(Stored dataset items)
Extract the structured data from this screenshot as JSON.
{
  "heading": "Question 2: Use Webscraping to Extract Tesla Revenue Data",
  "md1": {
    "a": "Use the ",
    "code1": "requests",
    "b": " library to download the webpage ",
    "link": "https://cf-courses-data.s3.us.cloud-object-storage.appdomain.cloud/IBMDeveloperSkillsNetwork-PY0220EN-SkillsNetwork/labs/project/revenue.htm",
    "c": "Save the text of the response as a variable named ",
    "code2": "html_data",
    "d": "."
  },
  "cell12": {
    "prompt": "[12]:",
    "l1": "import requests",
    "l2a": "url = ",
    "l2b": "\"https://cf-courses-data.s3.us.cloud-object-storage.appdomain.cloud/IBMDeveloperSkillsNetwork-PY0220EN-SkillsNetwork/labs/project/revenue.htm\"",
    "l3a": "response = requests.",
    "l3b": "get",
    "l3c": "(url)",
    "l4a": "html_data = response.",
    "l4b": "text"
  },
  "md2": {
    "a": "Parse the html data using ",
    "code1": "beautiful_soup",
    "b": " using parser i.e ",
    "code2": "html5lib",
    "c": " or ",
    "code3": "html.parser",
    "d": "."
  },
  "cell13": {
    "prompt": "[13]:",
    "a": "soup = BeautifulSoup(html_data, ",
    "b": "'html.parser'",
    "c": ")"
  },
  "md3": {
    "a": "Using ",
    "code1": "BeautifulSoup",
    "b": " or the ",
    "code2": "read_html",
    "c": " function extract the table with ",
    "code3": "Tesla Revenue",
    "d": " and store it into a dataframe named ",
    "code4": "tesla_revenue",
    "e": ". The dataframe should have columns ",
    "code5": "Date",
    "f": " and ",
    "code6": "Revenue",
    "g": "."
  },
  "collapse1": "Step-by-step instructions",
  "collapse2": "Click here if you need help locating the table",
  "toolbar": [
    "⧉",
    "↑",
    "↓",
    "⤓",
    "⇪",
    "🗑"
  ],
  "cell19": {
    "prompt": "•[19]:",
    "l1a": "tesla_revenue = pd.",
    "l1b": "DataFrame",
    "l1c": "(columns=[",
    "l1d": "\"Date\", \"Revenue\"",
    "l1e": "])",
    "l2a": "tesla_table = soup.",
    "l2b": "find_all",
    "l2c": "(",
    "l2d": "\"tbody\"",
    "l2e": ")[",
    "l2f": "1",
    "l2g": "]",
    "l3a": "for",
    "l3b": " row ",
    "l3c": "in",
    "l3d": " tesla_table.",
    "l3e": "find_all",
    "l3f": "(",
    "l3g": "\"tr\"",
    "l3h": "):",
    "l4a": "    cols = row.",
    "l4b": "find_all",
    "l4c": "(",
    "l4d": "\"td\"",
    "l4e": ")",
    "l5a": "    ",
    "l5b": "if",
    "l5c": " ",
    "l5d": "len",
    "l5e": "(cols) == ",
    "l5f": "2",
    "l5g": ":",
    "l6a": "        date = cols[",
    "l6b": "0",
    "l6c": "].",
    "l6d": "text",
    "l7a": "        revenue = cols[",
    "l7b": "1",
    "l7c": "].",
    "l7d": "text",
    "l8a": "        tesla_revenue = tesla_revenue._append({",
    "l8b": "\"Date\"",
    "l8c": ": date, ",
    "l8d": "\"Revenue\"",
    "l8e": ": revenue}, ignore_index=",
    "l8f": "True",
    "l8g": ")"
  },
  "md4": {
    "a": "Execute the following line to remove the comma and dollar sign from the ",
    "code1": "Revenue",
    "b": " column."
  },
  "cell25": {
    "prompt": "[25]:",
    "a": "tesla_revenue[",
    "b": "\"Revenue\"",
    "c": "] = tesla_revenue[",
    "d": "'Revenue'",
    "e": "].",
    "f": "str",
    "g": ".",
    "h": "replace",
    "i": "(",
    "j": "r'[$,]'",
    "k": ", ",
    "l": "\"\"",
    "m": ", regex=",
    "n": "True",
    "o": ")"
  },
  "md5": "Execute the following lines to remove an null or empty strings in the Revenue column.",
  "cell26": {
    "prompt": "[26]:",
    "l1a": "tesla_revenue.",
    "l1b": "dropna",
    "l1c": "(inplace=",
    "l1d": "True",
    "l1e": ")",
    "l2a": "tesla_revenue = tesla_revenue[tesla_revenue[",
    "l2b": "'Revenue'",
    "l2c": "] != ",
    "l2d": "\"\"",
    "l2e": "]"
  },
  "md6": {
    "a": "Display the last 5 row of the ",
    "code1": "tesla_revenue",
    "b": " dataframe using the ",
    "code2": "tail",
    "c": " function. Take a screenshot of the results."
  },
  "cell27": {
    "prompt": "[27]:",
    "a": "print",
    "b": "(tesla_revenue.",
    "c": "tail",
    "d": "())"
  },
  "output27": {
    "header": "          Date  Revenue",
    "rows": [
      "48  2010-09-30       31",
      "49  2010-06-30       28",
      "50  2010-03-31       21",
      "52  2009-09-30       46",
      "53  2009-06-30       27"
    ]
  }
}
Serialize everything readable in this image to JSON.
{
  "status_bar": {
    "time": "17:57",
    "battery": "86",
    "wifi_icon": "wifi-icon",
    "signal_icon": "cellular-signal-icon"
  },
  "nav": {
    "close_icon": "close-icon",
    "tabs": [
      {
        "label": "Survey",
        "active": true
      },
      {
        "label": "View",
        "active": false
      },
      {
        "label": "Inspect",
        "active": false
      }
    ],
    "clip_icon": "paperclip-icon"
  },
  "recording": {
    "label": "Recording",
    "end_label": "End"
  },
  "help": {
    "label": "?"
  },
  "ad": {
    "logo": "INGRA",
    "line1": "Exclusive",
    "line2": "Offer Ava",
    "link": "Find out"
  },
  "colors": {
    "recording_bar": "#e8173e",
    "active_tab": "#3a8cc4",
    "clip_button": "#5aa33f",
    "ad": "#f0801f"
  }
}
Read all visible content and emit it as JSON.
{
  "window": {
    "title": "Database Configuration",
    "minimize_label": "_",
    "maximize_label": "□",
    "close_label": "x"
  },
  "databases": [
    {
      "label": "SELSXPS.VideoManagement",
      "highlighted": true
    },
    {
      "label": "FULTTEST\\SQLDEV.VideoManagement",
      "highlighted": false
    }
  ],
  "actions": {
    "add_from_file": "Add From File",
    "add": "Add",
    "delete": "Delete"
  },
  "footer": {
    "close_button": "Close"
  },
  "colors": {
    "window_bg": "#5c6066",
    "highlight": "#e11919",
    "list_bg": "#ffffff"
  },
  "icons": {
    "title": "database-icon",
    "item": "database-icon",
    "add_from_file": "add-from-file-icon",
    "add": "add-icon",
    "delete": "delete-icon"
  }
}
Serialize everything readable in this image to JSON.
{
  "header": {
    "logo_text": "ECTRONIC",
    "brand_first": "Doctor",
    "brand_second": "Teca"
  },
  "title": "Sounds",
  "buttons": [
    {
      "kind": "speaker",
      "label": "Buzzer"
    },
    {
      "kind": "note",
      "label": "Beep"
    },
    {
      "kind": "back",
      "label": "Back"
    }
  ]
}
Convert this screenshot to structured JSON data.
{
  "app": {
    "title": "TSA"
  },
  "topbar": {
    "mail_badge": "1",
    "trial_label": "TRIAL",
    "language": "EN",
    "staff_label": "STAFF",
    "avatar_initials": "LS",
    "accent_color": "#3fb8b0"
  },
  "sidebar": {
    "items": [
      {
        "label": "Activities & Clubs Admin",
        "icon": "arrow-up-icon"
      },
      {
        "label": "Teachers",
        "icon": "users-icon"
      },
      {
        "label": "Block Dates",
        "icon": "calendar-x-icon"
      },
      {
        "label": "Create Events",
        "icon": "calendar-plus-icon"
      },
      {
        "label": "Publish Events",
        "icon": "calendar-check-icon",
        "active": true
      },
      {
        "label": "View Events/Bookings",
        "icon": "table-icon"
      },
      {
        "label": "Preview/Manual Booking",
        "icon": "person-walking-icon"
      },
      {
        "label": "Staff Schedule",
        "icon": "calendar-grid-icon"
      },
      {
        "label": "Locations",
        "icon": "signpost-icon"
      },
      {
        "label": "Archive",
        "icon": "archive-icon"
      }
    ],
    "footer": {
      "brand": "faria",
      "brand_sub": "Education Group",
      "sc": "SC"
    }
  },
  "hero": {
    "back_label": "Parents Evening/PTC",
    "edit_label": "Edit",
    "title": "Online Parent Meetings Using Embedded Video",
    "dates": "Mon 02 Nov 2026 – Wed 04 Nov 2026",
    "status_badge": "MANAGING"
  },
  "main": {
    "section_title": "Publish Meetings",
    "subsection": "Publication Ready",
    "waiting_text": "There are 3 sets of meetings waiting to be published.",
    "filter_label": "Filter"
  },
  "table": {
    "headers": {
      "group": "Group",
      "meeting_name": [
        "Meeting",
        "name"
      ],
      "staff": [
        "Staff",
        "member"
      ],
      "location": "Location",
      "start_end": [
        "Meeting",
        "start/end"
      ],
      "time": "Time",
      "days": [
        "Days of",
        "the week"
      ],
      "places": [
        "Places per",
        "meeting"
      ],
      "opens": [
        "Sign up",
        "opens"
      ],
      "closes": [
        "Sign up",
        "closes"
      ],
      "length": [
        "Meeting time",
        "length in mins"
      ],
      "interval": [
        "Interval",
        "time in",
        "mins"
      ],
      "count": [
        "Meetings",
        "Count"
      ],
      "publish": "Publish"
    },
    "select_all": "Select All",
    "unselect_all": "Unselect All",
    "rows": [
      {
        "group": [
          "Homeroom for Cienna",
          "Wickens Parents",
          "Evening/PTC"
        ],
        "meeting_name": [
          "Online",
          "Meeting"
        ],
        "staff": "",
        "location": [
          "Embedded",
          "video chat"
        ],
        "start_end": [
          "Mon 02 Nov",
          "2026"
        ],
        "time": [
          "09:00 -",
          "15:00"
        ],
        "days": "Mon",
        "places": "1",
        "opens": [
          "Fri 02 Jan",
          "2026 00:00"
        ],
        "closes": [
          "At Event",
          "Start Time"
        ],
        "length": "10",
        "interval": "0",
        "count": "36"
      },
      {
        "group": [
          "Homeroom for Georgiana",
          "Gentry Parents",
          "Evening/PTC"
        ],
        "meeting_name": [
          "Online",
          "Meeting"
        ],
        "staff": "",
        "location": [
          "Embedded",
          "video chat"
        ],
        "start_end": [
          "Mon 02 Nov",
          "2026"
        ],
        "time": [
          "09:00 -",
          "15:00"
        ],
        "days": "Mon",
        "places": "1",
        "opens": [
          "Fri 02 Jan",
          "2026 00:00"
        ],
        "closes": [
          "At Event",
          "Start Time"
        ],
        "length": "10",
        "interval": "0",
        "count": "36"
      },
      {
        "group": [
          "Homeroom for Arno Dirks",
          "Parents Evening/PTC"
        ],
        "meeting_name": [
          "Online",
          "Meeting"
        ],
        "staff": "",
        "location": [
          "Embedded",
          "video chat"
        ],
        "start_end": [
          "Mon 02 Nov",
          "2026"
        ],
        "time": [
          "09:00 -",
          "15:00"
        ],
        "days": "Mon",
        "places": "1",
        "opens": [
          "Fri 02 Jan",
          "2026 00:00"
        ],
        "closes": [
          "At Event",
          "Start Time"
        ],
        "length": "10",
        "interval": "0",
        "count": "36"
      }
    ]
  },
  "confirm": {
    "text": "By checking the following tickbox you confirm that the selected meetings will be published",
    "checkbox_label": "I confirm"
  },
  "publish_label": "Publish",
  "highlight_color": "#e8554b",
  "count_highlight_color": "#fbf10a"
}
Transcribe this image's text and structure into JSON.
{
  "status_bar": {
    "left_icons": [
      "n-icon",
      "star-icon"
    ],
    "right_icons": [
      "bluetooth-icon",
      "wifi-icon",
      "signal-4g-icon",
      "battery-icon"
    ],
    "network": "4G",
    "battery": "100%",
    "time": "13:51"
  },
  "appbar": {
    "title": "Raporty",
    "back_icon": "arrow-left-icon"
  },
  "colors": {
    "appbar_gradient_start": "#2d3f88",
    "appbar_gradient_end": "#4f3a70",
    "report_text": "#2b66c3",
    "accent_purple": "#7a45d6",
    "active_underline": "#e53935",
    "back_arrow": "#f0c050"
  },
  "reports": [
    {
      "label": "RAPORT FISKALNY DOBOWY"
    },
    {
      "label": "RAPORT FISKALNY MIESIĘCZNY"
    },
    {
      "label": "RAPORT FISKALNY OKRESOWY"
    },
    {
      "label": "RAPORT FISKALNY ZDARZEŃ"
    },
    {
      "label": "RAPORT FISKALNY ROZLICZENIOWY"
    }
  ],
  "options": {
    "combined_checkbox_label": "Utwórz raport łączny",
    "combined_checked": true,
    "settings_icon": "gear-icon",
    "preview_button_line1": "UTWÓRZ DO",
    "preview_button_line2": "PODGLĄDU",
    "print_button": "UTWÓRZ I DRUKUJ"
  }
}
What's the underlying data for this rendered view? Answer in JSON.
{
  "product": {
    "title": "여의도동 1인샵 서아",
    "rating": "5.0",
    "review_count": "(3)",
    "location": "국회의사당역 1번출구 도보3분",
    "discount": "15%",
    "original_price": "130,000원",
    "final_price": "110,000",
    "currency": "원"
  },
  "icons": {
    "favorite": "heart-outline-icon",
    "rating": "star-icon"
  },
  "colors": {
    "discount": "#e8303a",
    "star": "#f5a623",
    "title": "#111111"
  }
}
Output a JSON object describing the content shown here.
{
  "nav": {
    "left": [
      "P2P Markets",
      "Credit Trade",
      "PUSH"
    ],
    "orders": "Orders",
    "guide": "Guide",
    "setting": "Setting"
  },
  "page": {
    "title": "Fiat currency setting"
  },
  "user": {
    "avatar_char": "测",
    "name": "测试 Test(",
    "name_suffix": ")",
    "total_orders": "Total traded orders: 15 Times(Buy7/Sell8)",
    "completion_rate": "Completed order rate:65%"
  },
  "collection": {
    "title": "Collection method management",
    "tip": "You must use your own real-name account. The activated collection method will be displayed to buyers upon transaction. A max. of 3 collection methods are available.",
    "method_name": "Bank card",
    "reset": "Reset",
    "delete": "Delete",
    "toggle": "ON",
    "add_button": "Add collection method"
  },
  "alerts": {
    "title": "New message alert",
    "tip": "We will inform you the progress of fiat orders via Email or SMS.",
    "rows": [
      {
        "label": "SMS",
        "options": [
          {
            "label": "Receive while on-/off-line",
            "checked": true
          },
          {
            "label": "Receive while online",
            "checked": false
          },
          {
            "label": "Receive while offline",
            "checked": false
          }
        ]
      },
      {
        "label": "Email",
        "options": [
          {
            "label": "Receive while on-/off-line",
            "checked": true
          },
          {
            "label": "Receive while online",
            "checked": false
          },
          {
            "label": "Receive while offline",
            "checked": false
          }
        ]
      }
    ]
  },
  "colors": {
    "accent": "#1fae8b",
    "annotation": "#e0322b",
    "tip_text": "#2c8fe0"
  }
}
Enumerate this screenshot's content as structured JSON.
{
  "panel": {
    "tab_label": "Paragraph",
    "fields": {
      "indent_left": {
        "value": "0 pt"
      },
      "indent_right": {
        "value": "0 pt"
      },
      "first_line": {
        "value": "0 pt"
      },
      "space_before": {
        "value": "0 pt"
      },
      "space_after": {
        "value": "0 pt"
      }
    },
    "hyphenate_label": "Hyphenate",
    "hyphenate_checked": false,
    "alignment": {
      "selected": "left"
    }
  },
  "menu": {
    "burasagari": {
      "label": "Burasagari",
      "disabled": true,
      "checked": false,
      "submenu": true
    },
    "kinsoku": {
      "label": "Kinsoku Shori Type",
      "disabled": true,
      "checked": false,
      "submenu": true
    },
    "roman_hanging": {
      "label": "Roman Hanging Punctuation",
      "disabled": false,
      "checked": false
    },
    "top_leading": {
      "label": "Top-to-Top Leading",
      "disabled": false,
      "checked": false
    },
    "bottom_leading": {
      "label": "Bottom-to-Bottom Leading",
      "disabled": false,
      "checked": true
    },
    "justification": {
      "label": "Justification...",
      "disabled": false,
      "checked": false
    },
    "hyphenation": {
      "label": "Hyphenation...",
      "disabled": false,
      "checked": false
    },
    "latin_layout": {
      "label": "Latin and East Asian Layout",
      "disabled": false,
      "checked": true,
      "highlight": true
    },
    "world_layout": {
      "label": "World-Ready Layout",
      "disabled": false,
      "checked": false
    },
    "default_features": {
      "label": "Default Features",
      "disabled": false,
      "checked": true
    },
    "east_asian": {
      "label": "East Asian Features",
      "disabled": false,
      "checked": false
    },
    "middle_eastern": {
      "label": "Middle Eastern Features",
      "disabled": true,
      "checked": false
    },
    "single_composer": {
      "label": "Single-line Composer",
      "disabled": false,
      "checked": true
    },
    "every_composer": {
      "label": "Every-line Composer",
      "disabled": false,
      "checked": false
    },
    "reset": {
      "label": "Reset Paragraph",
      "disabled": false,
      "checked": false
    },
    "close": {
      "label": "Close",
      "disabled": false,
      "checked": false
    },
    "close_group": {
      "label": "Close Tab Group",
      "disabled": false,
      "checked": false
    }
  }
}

YOUR OBJECTIVE = Report only how many lines in the records contain the word "cloud".

RESPONSE TO THIS TASK = 2